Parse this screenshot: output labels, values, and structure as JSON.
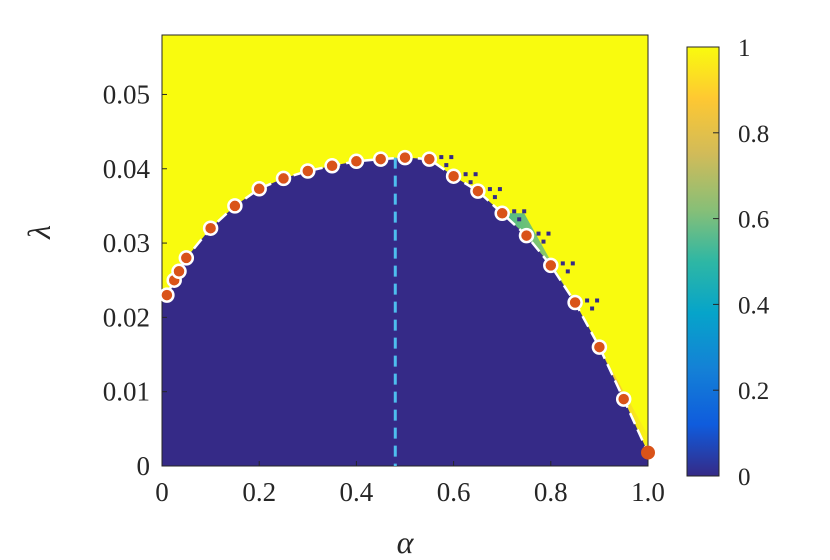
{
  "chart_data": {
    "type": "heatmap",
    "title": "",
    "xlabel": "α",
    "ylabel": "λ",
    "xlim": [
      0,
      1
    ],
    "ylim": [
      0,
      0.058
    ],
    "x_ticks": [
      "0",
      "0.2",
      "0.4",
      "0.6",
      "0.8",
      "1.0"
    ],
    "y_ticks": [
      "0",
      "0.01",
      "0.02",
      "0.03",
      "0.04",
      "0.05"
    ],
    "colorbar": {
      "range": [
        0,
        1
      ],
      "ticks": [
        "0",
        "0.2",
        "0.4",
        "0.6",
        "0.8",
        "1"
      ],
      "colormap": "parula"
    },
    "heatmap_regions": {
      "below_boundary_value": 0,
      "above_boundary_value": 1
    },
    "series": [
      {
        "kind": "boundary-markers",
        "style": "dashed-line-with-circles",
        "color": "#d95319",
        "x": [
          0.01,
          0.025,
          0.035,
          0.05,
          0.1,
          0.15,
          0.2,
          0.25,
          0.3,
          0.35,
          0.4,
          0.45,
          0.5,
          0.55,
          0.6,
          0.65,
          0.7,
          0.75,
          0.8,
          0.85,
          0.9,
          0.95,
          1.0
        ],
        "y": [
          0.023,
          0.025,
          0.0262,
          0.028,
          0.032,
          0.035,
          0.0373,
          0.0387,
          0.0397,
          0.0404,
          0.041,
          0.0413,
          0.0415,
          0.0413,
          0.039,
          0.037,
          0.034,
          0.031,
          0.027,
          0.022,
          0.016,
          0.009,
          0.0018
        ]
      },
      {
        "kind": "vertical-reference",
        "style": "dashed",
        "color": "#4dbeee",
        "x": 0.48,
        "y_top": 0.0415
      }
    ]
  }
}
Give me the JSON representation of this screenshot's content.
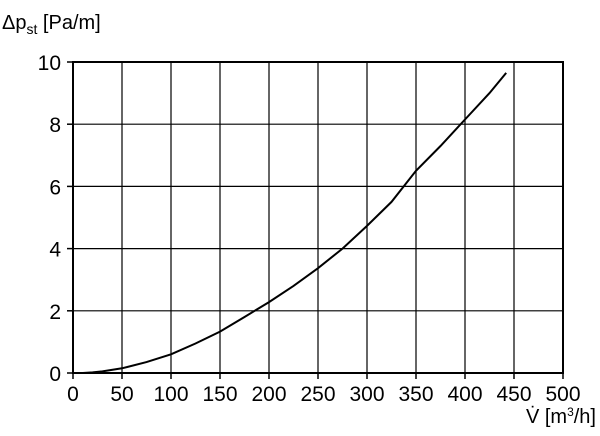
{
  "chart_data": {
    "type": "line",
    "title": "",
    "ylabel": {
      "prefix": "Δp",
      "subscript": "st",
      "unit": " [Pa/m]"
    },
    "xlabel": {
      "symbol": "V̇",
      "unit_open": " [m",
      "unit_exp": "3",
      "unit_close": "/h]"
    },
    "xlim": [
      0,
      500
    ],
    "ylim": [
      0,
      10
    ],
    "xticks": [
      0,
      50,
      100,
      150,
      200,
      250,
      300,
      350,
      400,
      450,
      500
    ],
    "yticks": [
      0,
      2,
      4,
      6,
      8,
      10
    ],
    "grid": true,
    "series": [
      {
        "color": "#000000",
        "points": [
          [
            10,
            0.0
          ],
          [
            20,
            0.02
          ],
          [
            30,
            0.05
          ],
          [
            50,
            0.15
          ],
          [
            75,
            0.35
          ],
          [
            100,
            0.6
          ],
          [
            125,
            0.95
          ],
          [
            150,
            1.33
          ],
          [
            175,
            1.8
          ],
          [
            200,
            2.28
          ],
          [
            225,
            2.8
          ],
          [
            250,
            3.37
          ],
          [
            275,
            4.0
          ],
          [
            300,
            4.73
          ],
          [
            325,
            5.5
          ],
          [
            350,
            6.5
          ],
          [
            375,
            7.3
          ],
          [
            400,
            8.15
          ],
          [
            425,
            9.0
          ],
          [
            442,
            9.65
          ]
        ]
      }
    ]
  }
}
________________________________________
_Task instructions_: Copy nothing outside the span: please output the lines from the one with "Give me the" through the end of the entries above, and skip the pictures.

_Solution to the exercise_:
Give me the JSON representation of this screenshot's content.
{
  "chart_data": {
    "type": "line",
    "title": "",
    "ylabel": {
      "prefix": "Δp",
      "subscript": "st",
      "unit": " [Pa/m]"
    },
    "xlabel": {
      "symbol": "V̇",
      "unit_open": " [m",
      "unit_exp": "3",
      "unit_close": "/h]"
    },
    "xlim": [
      0,
      500
    ],
    "ylim": [
      0,
      10
    ],
    "xticks": [
      0,
      50,
      100,
      150,
      200,
      250,
      300,
      350,
      400,
      450,
      500
    ],
    "yticks": [
      0,
      2,
      4,
      6,
      8,
      10
    ],
    "grid": true,
    "series": [
      {
        "color": "#000000",
        "points": [
          [
            10,
            0.0
          ],
          [
            20,
            0.02
          ],
          [
            30,
            0.05
          ],
          [
            50,
            0.15
          ],
          [
            75,
            0.35
          ],
          [
            100,
            0.6
          ],
          [
            125,
            0.95
          ],
          [
            150,
            1.33
          ],
          [
            175,
            1.8
          ],
          [
            200,
            2.28
          ],
          [
            225,
            2.8
          ],
          [
            250,
            3.37
          ],
          [
            275,
            4.0
          ],
          [
            300,
            4.73
          ],
          [
            325,
            5.5
          ],
          [
            350,
            6.5
          ],
          [
            375,
            7.3
          ],
          [
            400,
            8.15
          ],
          [
            425,
            9.0
          ],
          [
            442,
            9.65
          ]
        ]
      }
    ]
  }
}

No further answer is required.